* Information shown *
++++++++++++++++++++
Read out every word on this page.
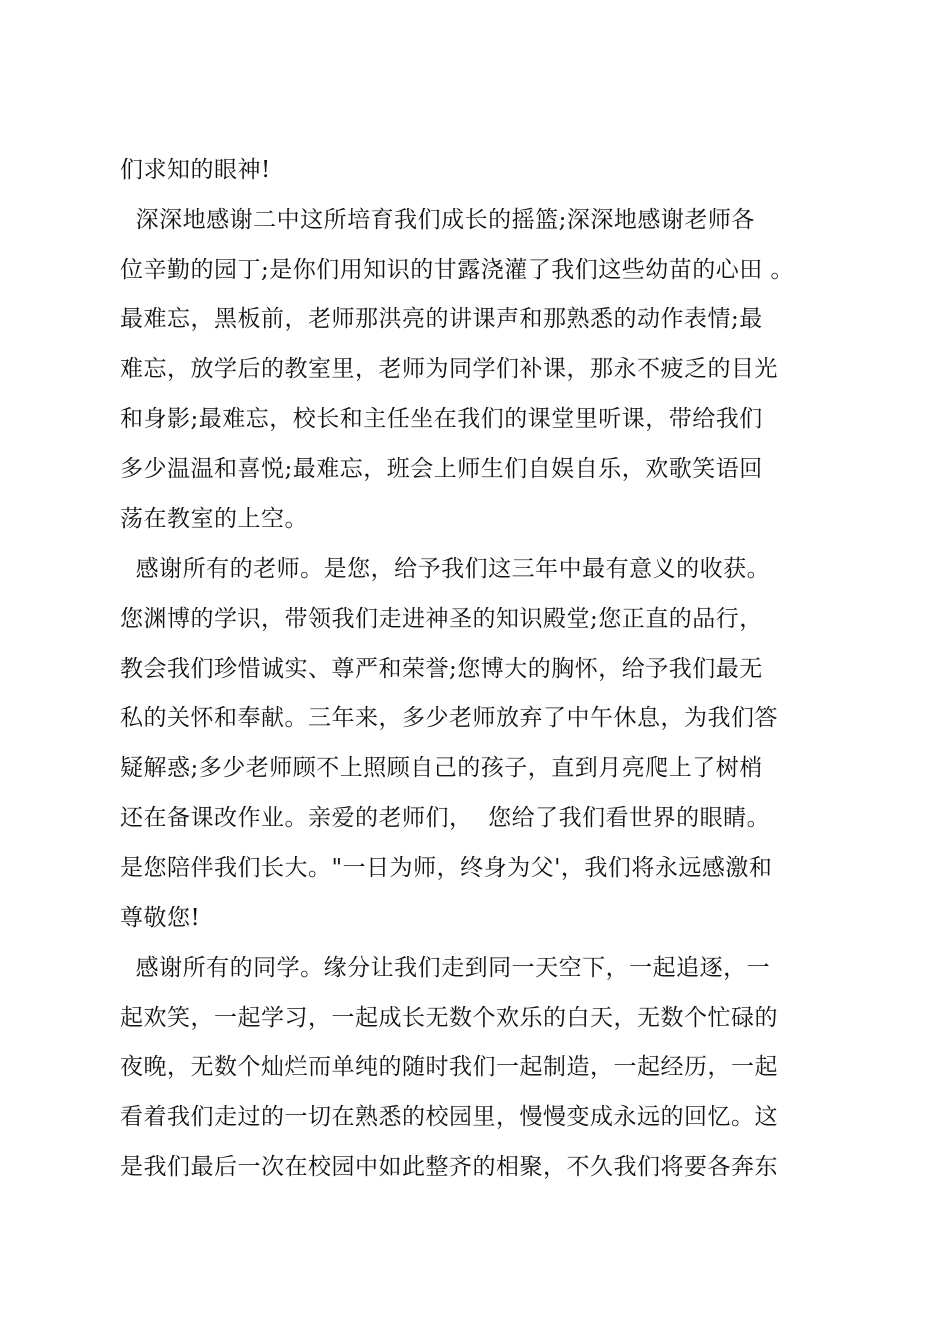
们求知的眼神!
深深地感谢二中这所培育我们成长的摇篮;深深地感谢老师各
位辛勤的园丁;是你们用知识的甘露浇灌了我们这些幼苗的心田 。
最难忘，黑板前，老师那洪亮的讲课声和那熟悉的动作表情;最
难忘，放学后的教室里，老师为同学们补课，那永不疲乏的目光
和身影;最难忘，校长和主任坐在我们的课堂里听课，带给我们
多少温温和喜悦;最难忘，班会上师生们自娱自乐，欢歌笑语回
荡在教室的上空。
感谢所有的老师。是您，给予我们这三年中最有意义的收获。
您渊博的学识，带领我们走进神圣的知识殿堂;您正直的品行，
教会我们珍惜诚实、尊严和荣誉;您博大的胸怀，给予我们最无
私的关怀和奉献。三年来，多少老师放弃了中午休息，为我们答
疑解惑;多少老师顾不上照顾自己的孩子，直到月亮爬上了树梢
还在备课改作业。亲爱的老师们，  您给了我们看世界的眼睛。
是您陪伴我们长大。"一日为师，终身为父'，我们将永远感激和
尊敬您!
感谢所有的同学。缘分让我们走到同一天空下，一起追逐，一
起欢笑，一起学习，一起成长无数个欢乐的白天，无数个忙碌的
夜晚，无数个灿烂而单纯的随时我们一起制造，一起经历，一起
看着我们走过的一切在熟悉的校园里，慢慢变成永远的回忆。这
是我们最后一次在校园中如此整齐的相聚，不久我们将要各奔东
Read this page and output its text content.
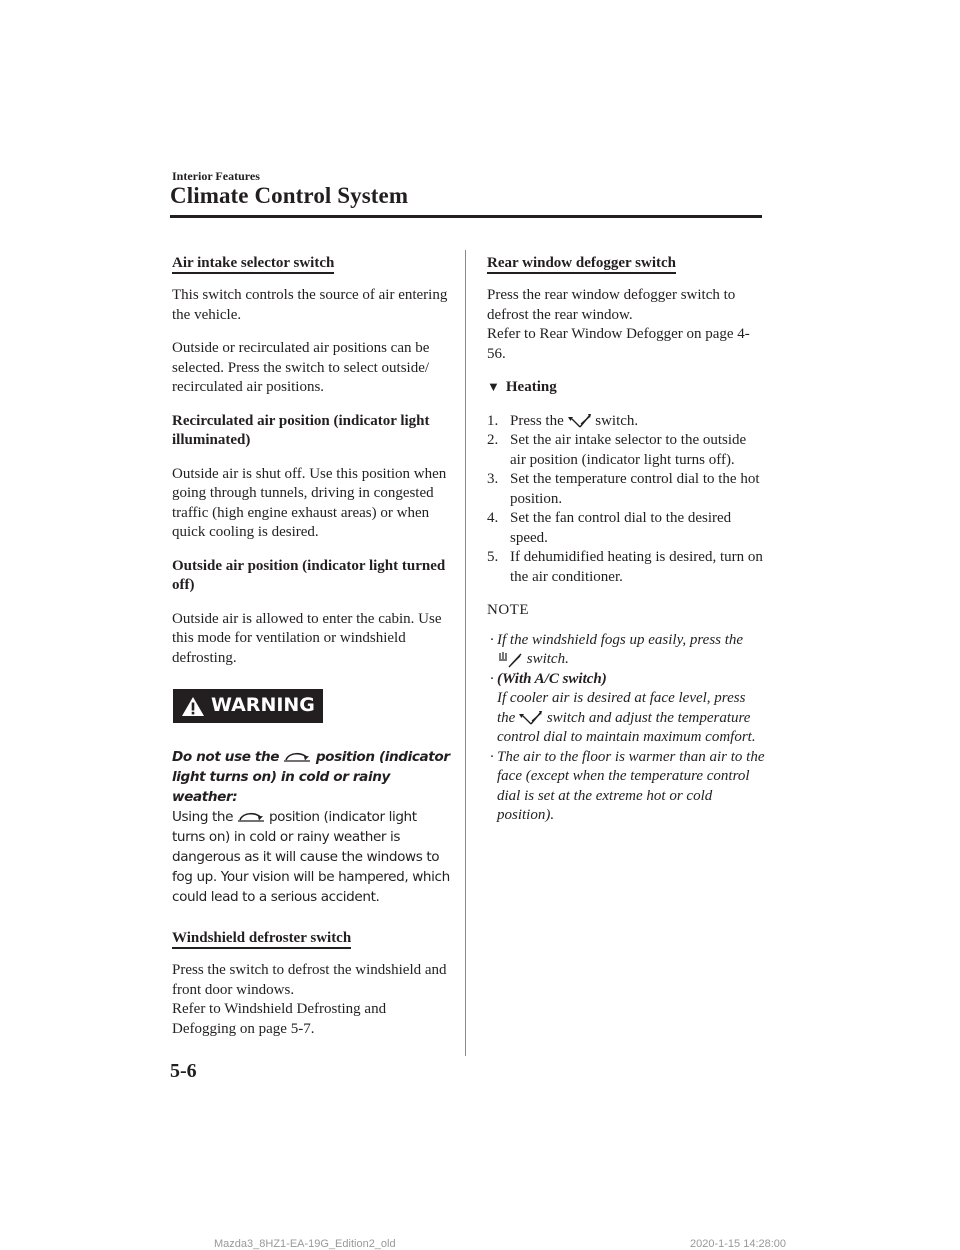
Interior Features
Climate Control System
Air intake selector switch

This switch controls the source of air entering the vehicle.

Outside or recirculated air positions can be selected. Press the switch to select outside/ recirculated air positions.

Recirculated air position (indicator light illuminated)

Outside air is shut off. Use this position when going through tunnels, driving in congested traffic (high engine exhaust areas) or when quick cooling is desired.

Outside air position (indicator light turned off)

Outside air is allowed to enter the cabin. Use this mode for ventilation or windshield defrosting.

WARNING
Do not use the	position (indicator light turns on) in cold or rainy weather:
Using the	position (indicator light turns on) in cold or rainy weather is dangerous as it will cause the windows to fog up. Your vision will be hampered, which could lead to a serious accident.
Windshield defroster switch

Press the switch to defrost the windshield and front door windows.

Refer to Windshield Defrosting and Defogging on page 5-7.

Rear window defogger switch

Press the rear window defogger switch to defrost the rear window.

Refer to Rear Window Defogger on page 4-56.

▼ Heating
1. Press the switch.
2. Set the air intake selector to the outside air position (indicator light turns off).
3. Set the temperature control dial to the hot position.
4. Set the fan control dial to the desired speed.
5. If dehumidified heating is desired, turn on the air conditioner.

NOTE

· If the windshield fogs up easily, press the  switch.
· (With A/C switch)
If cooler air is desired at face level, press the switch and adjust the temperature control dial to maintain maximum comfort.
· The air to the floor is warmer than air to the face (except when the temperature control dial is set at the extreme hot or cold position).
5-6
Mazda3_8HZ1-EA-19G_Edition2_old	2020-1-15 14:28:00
++++++++++++++++++++
Reproduce each line word for word and drop the pictures.

* Result for this task *
Read out every word on this page.
们求知的眼神!
深深地感谢二中这所培育我们成长的摇篮;深深地感谢老师各
位辛勤的园丁;是你们用知识的甘露浇灌了我们这些幼苗的心田 。
最难忘，黑板前，老师那洪亮的讲课声和那熟悉的动作表情;最
难忘，放学后的教室里，老师为同学们补课，那永不疲乏的目光
和身影;最难忘，校长和主任坐在我们的课堂里听课，带给我们
多少温温和喜悦;最难忘，班会上师生们自娱自乐，欢歌笑语回
荡在教室的上空。
感谢所有的老师。是您，给予我们这三年中最有意义的收获。
您渊博的学识，带领我们走进神圣的知识殿堂;您正直的品行，
教会我们珍惜诚实、尊严和荣誉;您博大的胸怀，给予我们最无
私的关怀和奉献。三年来，多少老师放弃了中午休息，为我们答
疑解惑;多少老师顾不上照顾自己的孩子，直到月亮爬上了树梢
还在备课改作业。亲爱的老师们，  您给了我们看世界的眼睛。
是您陪伴我们长大。"一日为师，终身为父'，我们将永远感激和
尊敬您!
感谢所有的同学。缘分让我们走到同一天空下，一起追逐，一
起欢笑，一起学习，一起成长无数个欢乐的白天，无数个忙碌的
夜晚，无数个灿烂而单纯的随时我们一起制造，一起经历，一起
看着我们走过的一切在熟悉的校园里，慢慢变成永远的回忆。这
是我们最后一次在校园中如此整齐的相聚，不久我们将要各奔东
Read this page and output its text content.
Interior Features
Climate Control System
Air intake selector switch

This switch controls the source of air entering the vehicle.

Outside or recirculated air positions can be selected. Press the switch to select outside/ recirculated air positions.

Recirculated air position (indicator light illuminated)

Outside air is shut off. Use this position when going through tunnels, driving in congested traffic (high engine exhaust areas) or when quick cooling is desired.

Outside air position (indicator light turned off)

Outside air is allowed to enter the cabin. Use this mode for ventilation or windshield defrosting.

WARNING
Do not use the	position (indicator light turns on) in cold or rainy weather:
Using the	position (indicator light turns on) in cold or rainy weather is dangerous as it will cause the windows to fog up. Your vision will be hampered, which could lead to a serious accident.
Windshield defroster switch

Press the switch to defrost the windshield and front door windows.

Refer to Windshield Defrosting and Defogging on page 5-7.

Rear window defogger switch

Press the rear window defogger switch to defrost the rear window.

Refer to Rear Window Defogger on page 4-56.

▼ Heating
1. Press the switch.
2. Set the air intake selector to the outside air position (indicator light turns off).
3. Set the temperature control dial to the hot position.
4. Set the fan control dial to the desired speed.
5. If dehumidified heating is desired, turn on the air conditioner.

NOTE

· If the windshield fogs up easily, press the  switch.
· (With A/C switch)
If cooler air is desired at face level, press the switch and adjust the temperature control dial to maintain maximum comfort.
· The air to the floor is warmer than air to the face (except when the temperature control dial is set at the extreme hot or cold position).
5-6
Mazda3_8HZ1-EA-19G_Edition2_old	2020-1-15 14:28:00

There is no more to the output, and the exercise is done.